> [What the task requires] Every entry needs to be reproduced exactly.

> [Data rows]
- - - - -

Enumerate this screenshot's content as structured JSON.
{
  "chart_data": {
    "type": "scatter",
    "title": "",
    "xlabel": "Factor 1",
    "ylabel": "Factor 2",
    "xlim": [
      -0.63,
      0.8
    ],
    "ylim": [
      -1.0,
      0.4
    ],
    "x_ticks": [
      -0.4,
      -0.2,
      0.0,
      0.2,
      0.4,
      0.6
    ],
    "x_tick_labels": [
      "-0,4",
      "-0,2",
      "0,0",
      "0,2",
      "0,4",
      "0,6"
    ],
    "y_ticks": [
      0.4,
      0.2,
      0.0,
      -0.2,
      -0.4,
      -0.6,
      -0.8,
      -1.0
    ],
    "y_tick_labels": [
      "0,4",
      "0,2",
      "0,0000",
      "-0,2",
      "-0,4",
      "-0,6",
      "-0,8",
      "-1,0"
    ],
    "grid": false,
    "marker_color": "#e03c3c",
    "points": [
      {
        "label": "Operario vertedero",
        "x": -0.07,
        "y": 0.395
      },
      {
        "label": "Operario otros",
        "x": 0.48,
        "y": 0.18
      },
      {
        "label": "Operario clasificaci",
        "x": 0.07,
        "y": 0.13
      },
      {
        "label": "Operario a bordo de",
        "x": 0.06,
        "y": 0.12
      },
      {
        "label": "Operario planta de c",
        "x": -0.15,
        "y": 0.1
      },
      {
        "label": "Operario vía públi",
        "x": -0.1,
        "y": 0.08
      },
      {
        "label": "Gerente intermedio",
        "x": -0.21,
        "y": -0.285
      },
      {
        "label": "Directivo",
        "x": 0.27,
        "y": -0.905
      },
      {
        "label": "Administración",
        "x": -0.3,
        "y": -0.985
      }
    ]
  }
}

- - - - -

> [Finished exercise]
Enumerate this screenshot's content as structured JSON.
{
  "chart_data": {
    "type": "scatter",
    "title": "",
    "xlabel": "Factor 1",
    "ylabel": "Factor 2",
    "xlim": [
      -0.63,
      0.8
    ],
    "ylim": [
      -1.0,
      0.4
    ],
    "x_ticks": [
      -0.4,
      -0.2,
      0.0,
      0.2,
      0.4,
      0.6
    ],
    "x_tick_labels": [
      "-0,4",
      "-0,2",
      "0,0",
      "0,2",
      "0,4",
      "0,6"
    ],
    "y_ticks": [
      0.4,
      0.2,
      0.0,
      -0.2,
      -0.4,
      -0.6,
      -0.8,
      -1.0
    ],
    "y_tick_labels": [
      "0,4",
      "0,2",
      "0,0000",
      "-0,2",
      "-0,4",
      "-0,6",
      "-0,8",
      "-1,0"
    ],
    "grid": false,
    "marker_color": "#e03c3c",
    "points": [
      {
        "label": "Operario vertedero",
        "x": -0.07,
        "y": 0.395
      },
      {
        "label": "Operario otros",
        "x": 0.48,
        "y": 0.18
      },
      {
        "label": "Operario clasificaci",
        "x": 0.07,
        "y": 0.13
      },
      {
        "label": "Operario a bordo de",
        "x": 0.06,
        "y": 0.12
      },
      {
        "label": "Operario planta de c",
        "x": -0.15,
        "y": 0.1
      },
      {
        "label": "Operario vía públi",
        "x": -0.1,
        "y": 0.08
      },
      {
        "label": "Gerente intermedio",
        "x": -0.21,
        "y": -0.285
      },
      {
        "label": "Directivo",
        "x": 0.27,
        "y": -0.905
      },
      {
        "label": "Administración",
        "x": -0.3,
        "y": -0.985
      }
    ]
  }
}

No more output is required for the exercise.